What to work on:
Show every line in the entries below where the word "Cudze" appears.

Records to process:

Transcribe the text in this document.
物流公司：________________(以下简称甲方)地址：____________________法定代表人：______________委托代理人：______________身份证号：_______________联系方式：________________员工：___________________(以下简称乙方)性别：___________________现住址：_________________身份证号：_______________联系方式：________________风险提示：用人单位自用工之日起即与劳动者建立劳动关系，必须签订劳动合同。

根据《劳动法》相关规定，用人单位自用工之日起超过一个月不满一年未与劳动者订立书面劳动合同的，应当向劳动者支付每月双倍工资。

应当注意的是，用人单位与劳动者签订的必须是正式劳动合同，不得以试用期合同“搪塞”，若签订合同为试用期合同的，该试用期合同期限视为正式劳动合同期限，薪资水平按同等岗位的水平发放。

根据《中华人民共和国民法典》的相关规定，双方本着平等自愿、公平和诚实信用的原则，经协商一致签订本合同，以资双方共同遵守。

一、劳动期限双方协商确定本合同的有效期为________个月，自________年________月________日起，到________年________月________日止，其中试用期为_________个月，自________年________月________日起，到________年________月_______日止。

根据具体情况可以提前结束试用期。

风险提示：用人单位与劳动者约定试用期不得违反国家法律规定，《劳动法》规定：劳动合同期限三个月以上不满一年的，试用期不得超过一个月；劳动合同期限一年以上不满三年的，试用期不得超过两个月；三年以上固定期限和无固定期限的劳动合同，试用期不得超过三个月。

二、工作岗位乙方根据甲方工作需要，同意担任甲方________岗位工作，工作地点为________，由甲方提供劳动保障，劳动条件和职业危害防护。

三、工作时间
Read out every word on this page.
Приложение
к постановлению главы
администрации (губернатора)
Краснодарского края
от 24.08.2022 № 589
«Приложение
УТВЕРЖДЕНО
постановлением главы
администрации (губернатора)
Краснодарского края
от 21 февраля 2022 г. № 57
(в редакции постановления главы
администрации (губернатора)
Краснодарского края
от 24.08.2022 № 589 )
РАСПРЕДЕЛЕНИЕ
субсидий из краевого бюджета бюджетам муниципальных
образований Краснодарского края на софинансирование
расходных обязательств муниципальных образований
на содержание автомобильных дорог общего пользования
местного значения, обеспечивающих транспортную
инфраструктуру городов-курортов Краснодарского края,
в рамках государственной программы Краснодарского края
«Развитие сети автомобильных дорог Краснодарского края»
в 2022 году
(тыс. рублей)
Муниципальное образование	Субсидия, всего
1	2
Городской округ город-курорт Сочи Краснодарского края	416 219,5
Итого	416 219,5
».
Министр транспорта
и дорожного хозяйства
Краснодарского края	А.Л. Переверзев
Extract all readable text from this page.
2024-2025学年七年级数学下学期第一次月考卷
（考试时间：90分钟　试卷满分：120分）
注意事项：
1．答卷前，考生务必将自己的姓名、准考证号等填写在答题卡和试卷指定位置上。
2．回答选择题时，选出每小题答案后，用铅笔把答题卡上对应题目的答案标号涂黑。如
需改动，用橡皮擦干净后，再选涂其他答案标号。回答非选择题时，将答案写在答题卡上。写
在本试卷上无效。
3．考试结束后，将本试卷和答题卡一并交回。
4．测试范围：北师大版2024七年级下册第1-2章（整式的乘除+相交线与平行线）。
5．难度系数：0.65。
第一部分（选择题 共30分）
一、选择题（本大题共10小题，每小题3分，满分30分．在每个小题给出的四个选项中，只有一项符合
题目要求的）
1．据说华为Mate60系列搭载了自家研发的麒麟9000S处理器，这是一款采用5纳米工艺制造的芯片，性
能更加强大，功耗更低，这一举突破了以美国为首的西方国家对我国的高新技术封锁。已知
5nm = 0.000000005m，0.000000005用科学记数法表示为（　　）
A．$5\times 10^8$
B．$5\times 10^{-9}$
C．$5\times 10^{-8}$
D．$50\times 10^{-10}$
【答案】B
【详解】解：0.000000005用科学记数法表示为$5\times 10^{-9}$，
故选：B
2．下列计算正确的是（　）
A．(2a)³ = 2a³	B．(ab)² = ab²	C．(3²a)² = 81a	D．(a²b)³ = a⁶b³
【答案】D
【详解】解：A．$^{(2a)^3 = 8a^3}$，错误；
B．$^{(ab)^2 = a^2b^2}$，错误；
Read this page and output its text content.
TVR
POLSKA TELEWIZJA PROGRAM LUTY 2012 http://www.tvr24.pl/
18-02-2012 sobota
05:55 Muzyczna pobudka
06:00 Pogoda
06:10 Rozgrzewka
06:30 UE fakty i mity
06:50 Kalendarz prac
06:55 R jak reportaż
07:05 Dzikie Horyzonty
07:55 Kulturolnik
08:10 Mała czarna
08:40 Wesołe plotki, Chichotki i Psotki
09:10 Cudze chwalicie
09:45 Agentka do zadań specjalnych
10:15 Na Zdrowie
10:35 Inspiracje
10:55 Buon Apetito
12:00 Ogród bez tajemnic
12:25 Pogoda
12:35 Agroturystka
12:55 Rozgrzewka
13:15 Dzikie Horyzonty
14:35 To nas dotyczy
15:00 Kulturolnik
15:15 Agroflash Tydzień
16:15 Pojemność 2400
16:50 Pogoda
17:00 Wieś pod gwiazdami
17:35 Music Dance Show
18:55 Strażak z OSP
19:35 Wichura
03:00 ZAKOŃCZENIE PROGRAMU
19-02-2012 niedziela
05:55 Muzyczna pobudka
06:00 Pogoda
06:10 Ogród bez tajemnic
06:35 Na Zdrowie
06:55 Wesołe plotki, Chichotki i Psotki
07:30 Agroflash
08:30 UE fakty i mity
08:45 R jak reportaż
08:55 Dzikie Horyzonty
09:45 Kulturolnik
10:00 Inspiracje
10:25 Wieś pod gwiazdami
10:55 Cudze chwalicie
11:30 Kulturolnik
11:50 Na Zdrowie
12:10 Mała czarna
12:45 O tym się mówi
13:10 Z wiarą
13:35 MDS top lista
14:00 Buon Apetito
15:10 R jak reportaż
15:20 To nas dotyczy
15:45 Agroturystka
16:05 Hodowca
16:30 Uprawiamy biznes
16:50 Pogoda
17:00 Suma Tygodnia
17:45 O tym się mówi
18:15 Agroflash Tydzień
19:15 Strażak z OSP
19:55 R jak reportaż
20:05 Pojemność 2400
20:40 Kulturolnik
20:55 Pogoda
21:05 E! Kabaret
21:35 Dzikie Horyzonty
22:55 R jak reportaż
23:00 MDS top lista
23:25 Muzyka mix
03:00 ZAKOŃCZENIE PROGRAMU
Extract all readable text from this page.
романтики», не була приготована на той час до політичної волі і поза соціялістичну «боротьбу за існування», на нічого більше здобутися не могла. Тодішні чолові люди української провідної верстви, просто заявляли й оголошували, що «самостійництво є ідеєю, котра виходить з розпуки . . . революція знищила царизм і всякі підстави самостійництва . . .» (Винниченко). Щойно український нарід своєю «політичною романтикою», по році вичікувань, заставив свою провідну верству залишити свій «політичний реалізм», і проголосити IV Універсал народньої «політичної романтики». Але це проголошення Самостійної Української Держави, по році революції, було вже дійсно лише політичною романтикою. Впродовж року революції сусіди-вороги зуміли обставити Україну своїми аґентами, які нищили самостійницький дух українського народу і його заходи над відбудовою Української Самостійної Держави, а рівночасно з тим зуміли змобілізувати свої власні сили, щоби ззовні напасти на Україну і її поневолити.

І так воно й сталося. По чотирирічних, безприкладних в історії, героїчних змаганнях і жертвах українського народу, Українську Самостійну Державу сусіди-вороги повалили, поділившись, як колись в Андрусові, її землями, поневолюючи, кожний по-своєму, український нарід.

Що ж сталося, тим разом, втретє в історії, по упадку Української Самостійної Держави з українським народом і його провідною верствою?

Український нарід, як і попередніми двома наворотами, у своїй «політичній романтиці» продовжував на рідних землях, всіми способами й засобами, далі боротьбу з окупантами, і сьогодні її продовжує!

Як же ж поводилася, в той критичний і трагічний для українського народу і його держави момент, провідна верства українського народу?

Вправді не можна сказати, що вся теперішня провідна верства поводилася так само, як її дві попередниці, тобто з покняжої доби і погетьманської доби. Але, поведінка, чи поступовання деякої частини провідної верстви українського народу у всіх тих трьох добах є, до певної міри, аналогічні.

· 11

Answer:
09:10 Cudze chwalicie
10:55 Cudze chwalicie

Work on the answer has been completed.